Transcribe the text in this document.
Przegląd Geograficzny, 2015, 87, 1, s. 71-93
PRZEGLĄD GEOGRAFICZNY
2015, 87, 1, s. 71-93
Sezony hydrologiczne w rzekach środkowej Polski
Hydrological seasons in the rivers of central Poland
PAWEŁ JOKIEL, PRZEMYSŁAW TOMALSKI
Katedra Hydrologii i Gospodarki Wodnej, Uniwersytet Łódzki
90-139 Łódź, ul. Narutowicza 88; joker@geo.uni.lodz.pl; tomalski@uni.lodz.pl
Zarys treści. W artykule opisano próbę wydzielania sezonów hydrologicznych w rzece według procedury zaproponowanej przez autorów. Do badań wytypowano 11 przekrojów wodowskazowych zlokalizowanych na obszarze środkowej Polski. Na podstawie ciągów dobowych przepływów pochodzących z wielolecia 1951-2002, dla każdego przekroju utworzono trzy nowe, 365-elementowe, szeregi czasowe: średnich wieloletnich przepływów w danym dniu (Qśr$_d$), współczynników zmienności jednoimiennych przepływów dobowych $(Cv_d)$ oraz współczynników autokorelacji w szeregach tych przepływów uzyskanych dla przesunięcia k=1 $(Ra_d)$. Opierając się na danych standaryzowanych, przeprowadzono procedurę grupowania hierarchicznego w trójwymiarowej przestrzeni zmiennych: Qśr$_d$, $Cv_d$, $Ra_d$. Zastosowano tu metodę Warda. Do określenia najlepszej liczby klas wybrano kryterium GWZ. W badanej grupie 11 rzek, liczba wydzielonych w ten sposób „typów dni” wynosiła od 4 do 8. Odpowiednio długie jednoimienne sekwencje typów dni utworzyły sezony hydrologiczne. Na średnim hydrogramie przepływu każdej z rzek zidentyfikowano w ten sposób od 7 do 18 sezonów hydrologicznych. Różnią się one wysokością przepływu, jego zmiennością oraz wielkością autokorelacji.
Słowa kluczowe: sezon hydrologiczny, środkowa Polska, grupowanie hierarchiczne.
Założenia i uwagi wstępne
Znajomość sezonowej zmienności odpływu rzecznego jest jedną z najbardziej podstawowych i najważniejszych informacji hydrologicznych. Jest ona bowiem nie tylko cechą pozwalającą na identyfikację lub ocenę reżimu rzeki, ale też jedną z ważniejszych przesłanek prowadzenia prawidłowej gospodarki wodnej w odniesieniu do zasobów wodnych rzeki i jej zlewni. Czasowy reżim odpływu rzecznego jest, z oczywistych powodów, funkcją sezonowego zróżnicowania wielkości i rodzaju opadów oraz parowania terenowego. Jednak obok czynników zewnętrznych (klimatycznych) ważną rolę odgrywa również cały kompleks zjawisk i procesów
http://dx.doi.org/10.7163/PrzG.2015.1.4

==*==

Report how many lines in the listing above include the word "środkowej". Give nothing but the number.

2